=== To do ===
Please return the full listing below without altering anything.

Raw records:
*-*-*

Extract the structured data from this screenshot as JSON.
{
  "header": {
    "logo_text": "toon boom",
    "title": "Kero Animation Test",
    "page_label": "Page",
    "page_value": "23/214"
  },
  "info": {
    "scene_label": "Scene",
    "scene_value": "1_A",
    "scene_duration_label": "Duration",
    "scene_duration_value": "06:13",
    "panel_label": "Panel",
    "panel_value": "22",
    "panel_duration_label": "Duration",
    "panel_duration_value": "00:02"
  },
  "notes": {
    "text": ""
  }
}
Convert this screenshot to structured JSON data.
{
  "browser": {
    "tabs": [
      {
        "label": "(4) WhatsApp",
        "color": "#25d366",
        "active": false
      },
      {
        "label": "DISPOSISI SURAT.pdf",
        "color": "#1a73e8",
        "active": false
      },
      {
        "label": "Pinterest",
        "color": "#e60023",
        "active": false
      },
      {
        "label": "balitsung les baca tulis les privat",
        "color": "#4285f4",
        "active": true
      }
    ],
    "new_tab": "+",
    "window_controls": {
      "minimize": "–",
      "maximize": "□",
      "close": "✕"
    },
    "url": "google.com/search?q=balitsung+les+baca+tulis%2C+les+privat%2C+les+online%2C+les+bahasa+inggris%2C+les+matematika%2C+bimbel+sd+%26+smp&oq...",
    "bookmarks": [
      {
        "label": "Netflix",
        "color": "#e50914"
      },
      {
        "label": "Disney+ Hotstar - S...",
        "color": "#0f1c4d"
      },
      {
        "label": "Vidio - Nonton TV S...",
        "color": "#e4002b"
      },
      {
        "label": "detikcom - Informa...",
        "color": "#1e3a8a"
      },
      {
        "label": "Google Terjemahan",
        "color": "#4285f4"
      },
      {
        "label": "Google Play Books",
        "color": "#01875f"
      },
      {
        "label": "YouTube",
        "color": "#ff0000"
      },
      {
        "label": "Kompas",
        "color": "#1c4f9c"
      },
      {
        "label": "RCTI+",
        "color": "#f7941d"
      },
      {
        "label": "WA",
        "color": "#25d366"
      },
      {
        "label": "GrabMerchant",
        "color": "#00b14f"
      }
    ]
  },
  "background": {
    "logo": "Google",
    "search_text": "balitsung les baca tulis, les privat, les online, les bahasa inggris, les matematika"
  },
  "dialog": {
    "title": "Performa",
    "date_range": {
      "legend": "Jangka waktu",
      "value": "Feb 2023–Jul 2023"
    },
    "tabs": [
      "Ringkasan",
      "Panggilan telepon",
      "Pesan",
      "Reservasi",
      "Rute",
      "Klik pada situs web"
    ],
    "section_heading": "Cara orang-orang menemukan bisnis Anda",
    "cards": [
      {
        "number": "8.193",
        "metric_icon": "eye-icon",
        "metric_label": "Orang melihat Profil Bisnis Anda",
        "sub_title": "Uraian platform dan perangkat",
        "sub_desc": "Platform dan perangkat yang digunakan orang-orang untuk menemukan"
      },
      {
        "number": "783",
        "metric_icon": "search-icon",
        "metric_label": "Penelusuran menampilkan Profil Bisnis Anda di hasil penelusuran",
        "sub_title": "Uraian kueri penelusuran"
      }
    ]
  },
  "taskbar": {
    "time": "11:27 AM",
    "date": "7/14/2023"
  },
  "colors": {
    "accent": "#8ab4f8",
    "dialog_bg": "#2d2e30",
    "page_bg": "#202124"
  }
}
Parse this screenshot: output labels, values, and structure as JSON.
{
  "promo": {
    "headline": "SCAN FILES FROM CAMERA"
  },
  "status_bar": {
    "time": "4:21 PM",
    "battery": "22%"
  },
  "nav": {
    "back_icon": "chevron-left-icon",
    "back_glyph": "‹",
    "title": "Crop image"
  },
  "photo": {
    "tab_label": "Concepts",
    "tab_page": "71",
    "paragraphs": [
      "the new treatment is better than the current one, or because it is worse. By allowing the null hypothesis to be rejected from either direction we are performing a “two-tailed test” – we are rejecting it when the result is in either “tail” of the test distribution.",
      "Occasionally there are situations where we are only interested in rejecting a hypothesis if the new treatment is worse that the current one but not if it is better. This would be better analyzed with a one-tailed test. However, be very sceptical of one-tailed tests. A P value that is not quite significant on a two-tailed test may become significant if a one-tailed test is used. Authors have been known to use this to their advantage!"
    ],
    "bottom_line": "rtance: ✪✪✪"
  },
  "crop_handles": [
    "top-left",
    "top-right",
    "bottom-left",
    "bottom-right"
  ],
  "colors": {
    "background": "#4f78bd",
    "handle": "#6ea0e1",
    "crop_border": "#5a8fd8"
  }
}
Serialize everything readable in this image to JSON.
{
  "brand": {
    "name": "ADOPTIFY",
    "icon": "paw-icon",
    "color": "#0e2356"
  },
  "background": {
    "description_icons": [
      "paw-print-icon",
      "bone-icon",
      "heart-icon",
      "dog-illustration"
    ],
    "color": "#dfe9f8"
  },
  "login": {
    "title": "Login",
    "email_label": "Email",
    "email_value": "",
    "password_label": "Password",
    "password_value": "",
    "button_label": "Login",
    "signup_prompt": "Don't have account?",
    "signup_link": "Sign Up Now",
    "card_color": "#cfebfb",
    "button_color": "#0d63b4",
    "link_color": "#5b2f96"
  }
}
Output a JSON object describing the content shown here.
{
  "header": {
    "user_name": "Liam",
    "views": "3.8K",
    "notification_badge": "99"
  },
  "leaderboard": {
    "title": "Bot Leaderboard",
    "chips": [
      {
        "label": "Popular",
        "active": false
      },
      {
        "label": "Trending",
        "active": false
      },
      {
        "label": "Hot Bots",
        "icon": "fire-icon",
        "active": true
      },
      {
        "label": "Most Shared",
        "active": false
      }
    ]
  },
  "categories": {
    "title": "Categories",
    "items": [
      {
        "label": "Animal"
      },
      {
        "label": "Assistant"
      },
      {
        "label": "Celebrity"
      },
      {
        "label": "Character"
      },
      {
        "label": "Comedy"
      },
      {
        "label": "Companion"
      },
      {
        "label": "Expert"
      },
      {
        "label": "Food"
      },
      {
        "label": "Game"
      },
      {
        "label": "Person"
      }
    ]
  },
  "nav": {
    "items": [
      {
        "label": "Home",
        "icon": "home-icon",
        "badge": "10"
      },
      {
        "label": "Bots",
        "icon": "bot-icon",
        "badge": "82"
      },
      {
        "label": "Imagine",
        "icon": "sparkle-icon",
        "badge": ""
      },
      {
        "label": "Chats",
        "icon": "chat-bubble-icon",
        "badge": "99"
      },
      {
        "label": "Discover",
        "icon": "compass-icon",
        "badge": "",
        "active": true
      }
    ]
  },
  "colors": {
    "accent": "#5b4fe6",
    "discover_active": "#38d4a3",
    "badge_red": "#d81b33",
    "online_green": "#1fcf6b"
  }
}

*-*-*

=== Complete answer ===
Extract the structured data from this screenshot as JSON.
{
  "header": {
    "logo_text": "toon boom",
    "title": "Kero Animation Test",
    "page_label": "Page",
    "page_value": "23/214"
  },
  "info": {
    "scene_label": "Scene",
    "scene_value": "1_A",
    "scene_duration_label": "Duration",
    "scene_duration_value": "06:13",
    "panel_label": "Panel",
    "panel_value": "22",
    "panel_duration_label": "Duration",
    "panel_duration_value": "00:02"
  },
  "notes": {
    "text": ""
  }
}
Convert this screenshot to structured JSON data.
{
  "browser": {
    "tabs": [
      {
        "label": "(4) WhatsApp",
        "color": "#25d366",
        "active": false
      },
      {
        "label": "DISPOSISI SURAT.pdf",
        "color": "#1a73e8",
        "active": false
      },
      {
        "label": "Pinterest",
        "color": "#e60023",
        "active": false
      },
      {
        "label": "balitsung les baca tulis les privat",
        "color": "#4285f4",
        "active": true
      }
    ],
    "new_tab": "+",
    "window_controls": {
      "minimize": "–",
      "maximize": "□",
      "close": "✕"
    },
    "url": "google.com/search?q=balitsung+les+baca+tulis%2C+les+privat%2C+les+online%2C+les+bahasa+inggris%2C+les+matematika%2C+bimbel+sd+%26+smp&oq...",
    "bookmarks": [
      {
        "label": "Netflix",
        "color": "#e50914"
      },
      {
        "label": "Disney+ Hotstar - S...",
        "color": "#0f1c4d"
      },
      {
        "label": "Vidio - Nonton TV S...",
        "color": "#e4002b"
      },
      {
        "label": "detikcom - Informa...",
        "color": "#1e3a8a"
      },
      {
        "label": "Google Terjemahan",
        "color": "#4285f4"
      },
      {
        "label": "Google Play Books",
        "color": "#01875f"
      },
      {
        "label": "YouTube",
        "color": "#ff0000"
      },
      {
        "label": "Kompas",
        "color": "#1c4f9c"
      },
      {
        "label": "RCTI+",
        "color": "#f7941d"
      },
      {
        "label": "WA",
        "color": "#25d366"
      },
      {
        "label": "GrabMerchant",
        "color": "#00b14f"
      }
    ]
  },
  "background": {
    "logo": "Google",
    "search_text": "balitsung les baca tulis, les privat, les online, les bahasa inggris, les matematika"
  },
  "dialog": {
    "title": "Performa",
    "date_range": {
      "legend": "Jangka waktu",
      "value": "Feb 2023–Jul 2023"
    },
    "tabs": [
      "Ringkasan",
      "Panggilan telepon",
      "Pesan",
      "Reservasi",
      "Rute",
      "Klik pada situs web"
    ],
    "section_heading": "Cara orang-orang menemukan bisnis Anda",
    "cards": [
      {
        "number": "8.193",
        "metric_icon": "eye-icon",
        "metric_label": "Orang melihat Profil Bisnis Anda",
        "sub_title": "Uraian platform dan perangkat",
        "sub_desc": "Platform dan perangkat yang digunakan orang-orang untuk menemukan"
      },
      {
        "number": "783",
        "metric_icon": "search-icon",
        "metric_label": "Penelusuran menampilkan Profil Bisnis Anda di hasil penelusuran",
        "sub_title": "Uraian kueri penelusuran"
      }
    ]
  },
  "taskbar": {
    "time": "11:27 AM",
    "date": "7/14/2023"
  },
  "colors": {
    "accent": "#8ab4f8",
    "dialog_bg": "#2d2e30",
    "page_bg": "#202124"
  }
}
Parse this screenshot: output labels, values, and structure as JSON.
{
  "promo": {
    "headline": "SCAN FILES FROM CAMERA"
  },
  "status_bar": {
    "time": "4:21 PM",
    "battery": "22%"
  },
  "nav": {
    "back_icon": "chevron-left-icon",
    "back_glyph": "‹",
    "title": "Crop image"
  },
  "photo": {
    "tab_label": "Concepts",
    "tab_page": "71",
    "paragraphs": [
      "the new treatment is better than the current one, or because it is worse. By allowing the null hypothesis to be rejected from either direction we are performing a “two-tailed test” – we are rejecting it when the result is in either “tail” of the test distribution.",
      "Occasionally there are situations where we are only interested in rejecting a hypothesis if the new treatment is worse that the current one but not if it is better. This would be better analyzed with a one-tailed test. However, be very sceptical of one-tailed tests. A P value that is not quite significant on a two-tailed test may become significant if a one-tailed test is used. Authors have been known to use this to their advantage!"
    ],
    "bottom_line": "rtance: ✪✪✪"
  },
  "crop_handles": [
    "top-left",
    "top-right",
    "bottom-left",
    "bottom-right"
  ],
  "colors": {
    "background": "#4f78bd",
    "handle": "#6ea0e1",
    "crop_border": "#5a8fd8"
  }
}
Serialize everything readable in this image to JSON.
{
  "brand": {
    "name": "ADOPTIFY",
    "icon": "paw-icon",
    "color": "#0e2356"
  },
  "background": {
    "description_icons": [
      "paw-print-icon",
      "bone-icon",
      "heart-icon",
      "dog-illustration"
    ],
    "color": "#dfe9f8"
  },
  "login": {
    "title": "Login",
    "email_label": "Email",
    "email_value": "",
    "password_label": "Password",
    "password_value": "",
    "button_label": "Login",
    "signup_prompt": "Don't have account?",
    "signup_link": "Sign Up Now",
    "card_color": "#cfebfb",
    "button_color": "#0d63b4",
    "link_color": "#5b2f96"
  }
}
Output a JSON object describing the content shown here.
{
  "header": {
    "user_name": "Liam",
    "views": "3.8K",
    "notification_badge": "99"
  },
  "leaderboard": {
    "title": "Bot Leaderboard",
    "chips": [
      {
        "label": "Popular",
        "active": false
      },
      {
        "label": "Trending",
        "active": false
      },
      {
        "label": "Hot Bots",
        "icon": "fire-icon",
        "active": true
      },
      {
        "label": "Most Shared",
        "active": false
      }
    ]
  },
  "categories": {
    "title": "Categories",
    "items": [
      {
        "label": "Animal"
      },
      {
        "label": "Assistant"
      },
      {
        "label": "Celebrity"
      },
      {
        "label": "Character"
      },
      {
        "label": "Comedy"
      },
      {
        "label": "Companion"
      },
      {
        "label": "Expert"
      },
      {
        "label": "Food"
      },
      {
        "label": "Game"
      },
      {
        "label": "Person"
      }
    ]
  },
  "nav": {
    "items": [
      {
        "label": "Home",
        "icon": "home-icon",
        "badge": "10"
      },
      {
        "label": "Bots",
        "icon": "bot-icon",
        "badge": "82"
      },
      {
        "label": "Imagine",
        "icon": "sparkle-icon",
        "badge": ""
      },
      {
        "label": "Chats",
        "icon": "chat-bubble-icon",
        "badge": "99"
      },
      {
        "label": "Discover",
        "icon": "compass-icon",
        "badge": "",
        "active": true
      }
    ]
  },
  "colors": {
    "accent": "#5b4fe6",
    "discover_active": "#38d4a3",
    "badge_red": "#d81b33",
    "online_green": "#1fcf6b"
  }
}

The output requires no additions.